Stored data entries
— Begin —
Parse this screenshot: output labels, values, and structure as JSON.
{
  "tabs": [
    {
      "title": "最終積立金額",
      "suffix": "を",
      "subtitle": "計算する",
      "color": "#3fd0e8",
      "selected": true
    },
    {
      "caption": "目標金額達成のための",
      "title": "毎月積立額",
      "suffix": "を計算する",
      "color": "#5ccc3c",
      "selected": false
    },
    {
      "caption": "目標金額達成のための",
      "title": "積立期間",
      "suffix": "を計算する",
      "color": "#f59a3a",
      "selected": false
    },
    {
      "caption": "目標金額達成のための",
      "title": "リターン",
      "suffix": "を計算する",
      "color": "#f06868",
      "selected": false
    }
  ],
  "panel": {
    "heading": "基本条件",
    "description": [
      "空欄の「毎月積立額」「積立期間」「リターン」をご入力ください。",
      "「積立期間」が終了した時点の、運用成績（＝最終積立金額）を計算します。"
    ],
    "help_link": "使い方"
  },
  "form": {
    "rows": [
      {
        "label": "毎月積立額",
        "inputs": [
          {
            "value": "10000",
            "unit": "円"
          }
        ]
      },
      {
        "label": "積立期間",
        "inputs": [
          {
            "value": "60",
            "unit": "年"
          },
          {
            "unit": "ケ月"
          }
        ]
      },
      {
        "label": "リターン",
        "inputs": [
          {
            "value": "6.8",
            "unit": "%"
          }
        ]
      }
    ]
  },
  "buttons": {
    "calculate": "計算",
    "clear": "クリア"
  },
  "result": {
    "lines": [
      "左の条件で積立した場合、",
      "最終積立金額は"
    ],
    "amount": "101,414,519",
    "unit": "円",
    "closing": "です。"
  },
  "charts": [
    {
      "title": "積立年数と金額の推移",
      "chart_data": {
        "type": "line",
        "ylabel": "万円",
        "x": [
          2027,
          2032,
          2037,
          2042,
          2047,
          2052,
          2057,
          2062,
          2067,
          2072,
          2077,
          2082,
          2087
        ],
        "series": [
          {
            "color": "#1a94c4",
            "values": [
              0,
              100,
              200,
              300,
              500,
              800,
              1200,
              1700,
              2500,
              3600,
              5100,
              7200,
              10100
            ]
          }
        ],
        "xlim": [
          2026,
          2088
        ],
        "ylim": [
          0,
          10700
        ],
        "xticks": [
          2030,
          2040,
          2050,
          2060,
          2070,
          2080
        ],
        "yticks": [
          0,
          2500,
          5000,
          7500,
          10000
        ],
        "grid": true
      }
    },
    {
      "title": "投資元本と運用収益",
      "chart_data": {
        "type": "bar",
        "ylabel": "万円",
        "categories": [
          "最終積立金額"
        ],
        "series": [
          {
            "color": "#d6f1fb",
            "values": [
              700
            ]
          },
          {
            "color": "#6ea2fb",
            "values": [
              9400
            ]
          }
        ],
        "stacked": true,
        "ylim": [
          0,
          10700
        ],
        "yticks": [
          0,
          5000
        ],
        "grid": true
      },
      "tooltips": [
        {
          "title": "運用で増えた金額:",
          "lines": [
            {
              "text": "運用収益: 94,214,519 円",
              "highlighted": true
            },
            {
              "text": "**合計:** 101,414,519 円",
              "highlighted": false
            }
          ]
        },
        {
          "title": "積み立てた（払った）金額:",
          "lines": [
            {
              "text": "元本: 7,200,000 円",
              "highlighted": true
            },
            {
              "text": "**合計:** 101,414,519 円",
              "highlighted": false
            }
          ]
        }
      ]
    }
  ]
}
— End —
Work to be completed
Reproduce every record, matching each line exactly.

The reply
Parse this screenshot: output labels, values, and structure as JSON.
{
  "tabs": [
    {
      "title": "最終積立金額",
      "suffix": "を",
      "subtitle": "計算する",
      "color": "#3fd0e8",
      "selected": true
    },
    {
      "caption": "目標金額達成のための",
      "title": "毎月積立額",
      "suffix": "を計算する",
      "color": "#5ccc3c",
      "selected": false
    },
    {
      "caption": "目標金額達成のための",
      "title": "積立期間",
      "suffix": "を計算する",
      "color": "#f59a3a",
      "selected": false
    },
    {
      "caption": "目標金額達成のための",
      "title": "リターン",
      "suffix": "を計算する",
      "color": "#f06868",
      "selected": false
    }
  ],
  "panel": {
    "heading": "基本条件",
    "description": [
      "空欄の「毎月積立額」「積立期間」「リターン」をご入力ください。",
      "「積立期間」が終了した時点の、運用成績（＝最終積立金額）を計算します。"
    ],
    "help_link": "使い方"
  },
  "form": {
    "rows": [
      {
        "label": "毎月積立額",
        "inputs": [
          {
            "value": "10000",
            "unit": "円"
          }
        ]
      },
      {
        "label": "積立期間",
        "inputs": [
          {
            "value": "60",
            "unit": "年"
          },
          {
            "unit": "ケ月"
          }
        ]
      },
      {
        "label": "リターン",
        "inputs": [
          {
            "value": "6.8",
            "unit": "%"
          }
        ]
      }
    ]
  },
  "buttons": {
    "calculate": "計算",
    "clear": "クリア"
  },
  "result": {
    "lines": [
      "左の条件で積立した場合、",
      "最終積立金額は"
    ],
    "amount": "101,414,519",
    "unit": "円",
    "closing": "です。"
  },
  "charts": [
    {
      "title": "積立年数と金額の推移",
      "chart_data": {
        "type": "line",
        "ylabel": "万円",
        "x": [
          2027,
          2032,
          2037,
          2042,
          2047,
          2052,
          2057,
          2062,
          2067,
          2072,
          2077,
          2082,
          2087
        ],
        "series": [
          {
            "color": "#1a94c4",
            "values": [
              0,
              100,
              200,
              300,
              500,
              800,
              1200,
              1700,
              2500,
              3600,
              5100,
              7200,
              10100
            ]
          }
        ],
        "xlim": [
          2026,
          2088
        ],
        "ylim": [
          0,
          10700
        ],
        "xticks": [
          2030,
          2040,
          2050,
          2060,
          2070,
          2080
        ],
        "yticks": [
          0,
          2500,
          5000,
          7500,
          10000
        ],
        "grid": true
      }
    },
    {
      "title": "投資元本と運用収益",
      "chart_data": {
        "type": "bar",
        "ylabel": "万円",
        "categories": [
          "最終積立金額"
        ],
        "series": [
          {
            "color": "#d6f1fb",
            "values": [
              700
            ]
          },
          {
            "color": "#6ea2fb",
            "values": [
              9400
            ]
          }
        ],
        "stacked": true,
        "ylim": [
          0,
          10700
        ],
        "yticks": [
          0,
          5000
        ],
        "grid": true
      },
      "tooltips": [
        {
          "title": "運用で増えた金額:",
          "lines": [
            {
              "text": "運用収益: 94,214,519 円",
              "highlighted": true
            },
            {
              "text": "**合計:** 101,414,519 円",
              "highlighted": false
            }
          ]
        },
        {
          "title": "積み立てた（払った）金額:",
          "lines": [
            {
              "text": "元本: 7,200,000 円",
              "highlighted": true
            },
            {
              "text": "**合計:** 101,414,519 円",
              "highlighted": false
            }
          ]
        }
      ]
    }
  ]
}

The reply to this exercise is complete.